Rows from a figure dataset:
= = =

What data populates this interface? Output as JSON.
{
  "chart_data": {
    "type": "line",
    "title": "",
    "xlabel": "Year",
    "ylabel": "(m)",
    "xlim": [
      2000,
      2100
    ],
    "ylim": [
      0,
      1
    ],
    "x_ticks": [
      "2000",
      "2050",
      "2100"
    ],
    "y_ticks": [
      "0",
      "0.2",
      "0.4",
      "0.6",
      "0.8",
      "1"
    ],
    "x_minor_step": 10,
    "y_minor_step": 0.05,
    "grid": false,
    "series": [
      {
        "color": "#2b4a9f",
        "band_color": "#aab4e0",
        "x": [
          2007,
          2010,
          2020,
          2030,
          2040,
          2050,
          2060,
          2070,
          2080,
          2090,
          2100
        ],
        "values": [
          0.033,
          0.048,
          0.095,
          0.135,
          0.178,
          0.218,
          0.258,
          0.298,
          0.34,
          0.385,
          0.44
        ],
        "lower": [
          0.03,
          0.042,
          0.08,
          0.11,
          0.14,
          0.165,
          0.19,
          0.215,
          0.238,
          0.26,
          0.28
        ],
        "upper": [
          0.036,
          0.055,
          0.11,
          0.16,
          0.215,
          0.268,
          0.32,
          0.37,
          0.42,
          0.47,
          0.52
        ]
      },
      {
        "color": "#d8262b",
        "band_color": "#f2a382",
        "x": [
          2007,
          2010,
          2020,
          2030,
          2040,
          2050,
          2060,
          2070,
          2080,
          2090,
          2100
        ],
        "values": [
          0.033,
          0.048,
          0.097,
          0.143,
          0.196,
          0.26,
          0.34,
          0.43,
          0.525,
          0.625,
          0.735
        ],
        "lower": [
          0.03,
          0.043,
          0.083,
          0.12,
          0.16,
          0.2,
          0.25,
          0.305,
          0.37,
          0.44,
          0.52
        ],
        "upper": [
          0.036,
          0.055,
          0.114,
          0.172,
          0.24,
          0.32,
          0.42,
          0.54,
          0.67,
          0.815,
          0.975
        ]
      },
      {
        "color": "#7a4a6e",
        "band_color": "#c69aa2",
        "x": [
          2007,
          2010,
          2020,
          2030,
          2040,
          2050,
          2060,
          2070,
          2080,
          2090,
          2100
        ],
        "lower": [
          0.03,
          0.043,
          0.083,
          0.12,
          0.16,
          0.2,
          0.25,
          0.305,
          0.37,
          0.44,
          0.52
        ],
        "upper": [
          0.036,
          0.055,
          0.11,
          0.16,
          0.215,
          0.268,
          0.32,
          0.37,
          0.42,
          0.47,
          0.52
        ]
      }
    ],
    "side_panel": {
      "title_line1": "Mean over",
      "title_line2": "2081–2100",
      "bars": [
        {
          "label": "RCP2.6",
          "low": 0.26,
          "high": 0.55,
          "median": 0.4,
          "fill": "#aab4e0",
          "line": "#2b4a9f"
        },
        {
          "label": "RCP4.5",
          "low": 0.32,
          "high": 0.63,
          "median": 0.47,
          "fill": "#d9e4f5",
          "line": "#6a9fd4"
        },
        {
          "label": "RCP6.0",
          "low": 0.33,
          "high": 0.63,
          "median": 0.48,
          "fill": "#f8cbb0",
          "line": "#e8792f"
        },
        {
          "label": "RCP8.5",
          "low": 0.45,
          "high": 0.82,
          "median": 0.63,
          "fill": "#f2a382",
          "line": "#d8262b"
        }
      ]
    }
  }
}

= = =

_Work to do:_
Retype the whole listing above exactly.

_Task answer:_
What data populates this interface? Output as JSON.
{
  "chart_data": {
    "type": "line",
    "title": "",
    "xlabel": "Year",
    "ylabel": "(m)",
    "xlim": [
      2000,
      2100
    ],
    "ylim": [
      0,
      1
    ],
    "x_ticks": [
      "2000",
      "2050",
      "2100"
    ],
    "y_ticks": [
      "0",
      "0.2",
      "0.4",
      "0.6",
      "0.8",
      "1"
    ],
    "x_minor_step": 10,
    "y_minor_step": 0.05,
    "grid": false,
    "series": [
      {
        "color": "#2b4a9f",
        "band_color": "#aab4e0",
        "x": [
          2007,
          2010,
          2020,
          2030,
          2040,
          2050,
          2060,
          2070,
          2080,
          2090,
          2100
        ],
        "values": [
          0.033,
          0.048,
          0.095,
          0.135,
          0.178,
          0.218,
          0.258,
          0.298,
          0.34,
          0.385,
          0.44
        ],
        "lower": [
          0.03,
          0.042,
          0.08,
          0.11,
          0.14,
          0.165,
          0.19,
          0.215,
          0.238,
          0.26,
          0.28
        ],
        "upper": [
          0.036,
          0.055,
          0.11,
          0.16,
          0.215,
          0.268,
          0.32,
          0.37,
          0.42,
          0.47,
          0.52
        ]
      },
      {
        "color": "#d8262b",
        "band_color": "#f2a382",
        "x": [
          2007,
          2010,
          2020,
          2030,
          2040,
          2050,
          2060,
          2070,
          2080,
          2090,
          2100
        ],
        "values": [
          0.033,
          0.048,
          0.097,
          0.143,
          0.196,
          0.26,
          0.34,
          0.43,
          0.525,
          0.625,
          0.735
        ],
        "lower": [
          0.03,
          0.043,
          0.083,
          0.12,
          0.16,
          0.2,
          0.25,
          0.305,
          0.37,
          0.44,
          0.52
        ],
        "upper": [
          0.036,
          0.055,
          0.114,
          0.172,
          0.24,
          0.32,
          0.42,
          0.54,
          0.67,
          0.815,
          0.975
        ]
      },
      {
        "color": "#7a4a6e",
        "band_color": "#c69aa2",
        "x": [
          2007,
          2010,
          2020,
          2030,
          2040,
          2050,
          2060,
          2070,
          2080,
          2090,
          2100
        ],
        "lower": [
          0.03,
          0.043,
          0.083,
          0.12,
          0.16,
          0.2,
          0.25,
          0.305,
          0.37,
          0.44,
          0.52
        ],
        "upper": [
          0.036,
          0.055,
          0.11,
          0.16,
          0.215,
          0.268,
          0.32,
          0.37,
          0.42,
          0.47,
          0.52
        ]
      }
    ],
    "side_panel": {
      "title_line1": "Mean over",
      "title_line2": "2081–2100",
      "bars": [
        {
          "label": "RCP2.6",
          "low": 0.26,
          "high": 0.55,
          "median": 0.4,
          "fill": "#aab4e0",
          "line": "#2b4a9f"
        },
        {
          "label": "RCP4.5",
          "low": 0.32,
          "high": 0.63,
          "median": 0.47,
          "fill": "#d9e4f5",
          "line": "#6a9fd4"
        },
        {
          "label": "RCP6.0",
          "low": 0.33,
          "high": 0.63,
          "median": 0.48,
          "fill": "#f8cbb0",
          "line": "#e8792f"
        },
        {
          "label": "RCP8.5",
          "low": 0.45,
          "high": 0.82,
          "median": 0.63,
          "fill": "#f2a382",
          "line": "#d8262b"
        }
      ]
    }
  }
}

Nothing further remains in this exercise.